● **Provided information**:
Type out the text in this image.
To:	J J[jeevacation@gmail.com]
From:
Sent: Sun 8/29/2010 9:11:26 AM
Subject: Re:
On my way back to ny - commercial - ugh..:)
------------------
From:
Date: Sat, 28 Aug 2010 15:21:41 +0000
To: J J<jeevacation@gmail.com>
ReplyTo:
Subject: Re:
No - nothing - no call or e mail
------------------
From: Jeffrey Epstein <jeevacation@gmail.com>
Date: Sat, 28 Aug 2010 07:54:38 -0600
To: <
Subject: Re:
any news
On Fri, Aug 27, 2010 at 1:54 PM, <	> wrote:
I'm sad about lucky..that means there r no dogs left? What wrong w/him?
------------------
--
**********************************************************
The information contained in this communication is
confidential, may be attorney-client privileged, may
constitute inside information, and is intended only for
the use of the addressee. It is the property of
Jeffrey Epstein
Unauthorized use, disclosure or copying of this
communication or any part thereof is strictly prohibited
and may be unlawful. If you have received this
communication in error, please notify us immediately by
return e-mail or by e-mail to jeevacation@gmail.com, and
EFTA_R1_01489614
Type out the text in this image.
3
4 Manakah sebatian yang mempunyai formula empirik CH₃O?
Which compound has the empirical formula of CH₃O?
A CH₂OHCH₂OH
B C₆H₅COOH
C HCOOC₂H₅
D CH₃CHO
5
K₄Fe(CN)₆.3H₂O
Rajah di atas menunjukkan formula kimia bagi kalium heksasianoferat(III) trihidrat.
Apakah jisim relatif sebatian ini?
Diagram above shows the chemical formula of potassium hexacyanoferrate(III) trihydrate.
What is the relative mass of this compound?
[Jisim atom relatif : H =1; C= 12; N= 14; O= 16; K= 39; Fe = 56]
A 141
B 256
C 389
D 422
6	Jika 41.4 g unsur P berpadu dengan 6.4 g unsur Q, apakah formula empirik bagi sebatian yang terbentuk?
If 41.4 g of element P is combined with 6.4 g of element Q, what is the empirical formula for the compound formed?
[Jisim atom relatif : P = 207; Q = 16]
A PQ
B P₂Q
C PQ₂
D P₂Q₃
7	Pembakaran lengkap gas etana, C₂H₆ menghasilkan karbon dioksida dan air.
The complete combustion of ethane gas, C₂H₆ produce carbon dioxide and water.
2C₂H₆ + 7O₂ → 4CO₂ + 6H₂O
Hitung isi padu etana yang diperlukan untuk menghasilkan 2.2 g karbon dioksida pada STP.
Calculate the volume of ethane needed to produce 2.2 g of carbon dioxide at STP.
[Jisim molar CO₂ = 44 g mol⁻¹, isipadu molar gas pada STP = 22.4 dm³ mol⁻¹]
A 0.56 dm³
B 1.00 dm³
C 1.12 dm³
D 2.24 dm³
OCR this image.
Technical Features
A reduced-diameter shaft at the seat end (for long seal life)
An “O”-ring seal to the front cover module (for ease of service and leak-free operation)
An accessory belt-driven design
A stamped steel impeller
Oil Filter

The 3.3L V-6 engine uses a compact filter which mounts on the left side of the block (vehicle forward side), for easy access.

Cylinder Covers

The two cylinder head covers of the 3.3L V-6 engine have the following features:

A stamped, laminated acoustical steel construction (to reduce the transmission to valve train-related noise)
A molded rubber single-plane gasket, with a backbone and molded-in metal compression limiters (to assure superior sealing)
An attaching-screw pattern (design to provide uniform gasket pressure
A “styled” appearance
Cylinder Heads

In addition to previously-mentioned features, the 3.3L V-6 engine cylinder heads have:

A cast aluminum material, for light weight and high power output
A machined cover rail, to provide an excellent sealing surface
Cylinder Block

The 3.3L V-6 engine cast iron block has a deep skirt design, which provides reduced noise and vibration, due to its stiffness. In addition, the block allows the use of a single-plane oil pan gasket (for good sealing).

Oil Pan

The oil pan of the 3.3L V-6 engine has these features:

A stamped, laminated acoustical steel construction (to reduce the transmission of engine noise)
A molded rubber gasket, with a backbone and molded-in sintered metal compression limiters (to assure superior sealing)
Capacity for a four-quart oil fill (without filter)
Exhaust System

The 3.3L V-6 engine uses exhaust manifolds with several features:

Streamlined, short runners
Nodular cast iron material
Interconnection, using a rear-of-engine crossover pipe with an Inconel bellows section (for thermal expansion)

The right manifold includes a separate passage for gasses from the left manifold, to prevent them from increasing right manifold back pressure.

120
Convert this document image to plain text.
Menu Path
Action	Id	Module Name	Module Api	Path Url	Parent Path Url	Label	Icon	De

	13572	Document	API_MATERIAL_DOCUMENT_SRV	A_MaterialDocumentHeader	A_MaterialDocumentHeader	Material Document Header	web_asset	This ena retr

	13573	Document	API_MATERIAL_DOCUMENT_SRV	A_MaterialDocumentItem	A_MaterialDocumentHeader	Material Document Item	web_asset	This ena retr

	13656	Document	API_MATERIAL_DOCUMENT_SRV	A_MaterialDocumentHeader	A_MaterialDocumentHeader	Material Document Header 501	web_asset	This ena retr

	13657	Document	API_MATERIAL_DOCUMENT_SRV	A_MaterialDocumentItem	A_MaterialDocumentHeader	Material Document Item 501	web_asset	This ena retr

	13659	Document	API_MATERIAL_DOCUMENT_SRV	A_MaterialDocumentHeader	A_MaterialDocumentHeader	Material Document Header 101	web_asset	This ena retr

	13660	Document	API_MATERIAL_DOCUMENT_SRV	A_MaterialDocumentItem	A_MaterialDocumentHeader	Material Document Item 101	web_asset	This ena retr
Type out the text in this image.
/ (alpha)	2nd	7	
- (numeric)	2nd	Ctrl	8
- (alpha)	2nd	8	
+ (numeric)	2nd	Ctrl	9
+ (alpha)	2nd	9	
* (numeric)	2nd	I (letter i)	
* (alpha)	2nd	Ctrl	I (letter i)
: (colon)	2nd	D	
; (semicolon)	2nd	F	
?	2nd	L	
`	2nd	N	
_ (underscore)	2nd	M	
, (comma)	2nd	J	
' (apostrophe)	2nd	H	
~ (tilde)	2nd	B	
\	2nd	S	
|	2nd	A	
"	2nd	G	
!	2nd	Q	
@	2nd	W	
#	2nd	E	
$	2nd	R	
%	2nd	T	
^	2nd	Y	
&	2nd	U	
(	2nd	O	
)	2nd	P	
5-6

● **Written instruction**: Return each line of the data that contains the string "bagi".

● **Problem solution**:
Rajah di atas menunjukkan formula kimia bagi kalium heksasianoferat(III) trihidrat.
6	Jika 41.4 g unsur P berpadu dengan 6.4 g unsur Q, apakah formula empirik bagi sebatian yang terbentuk?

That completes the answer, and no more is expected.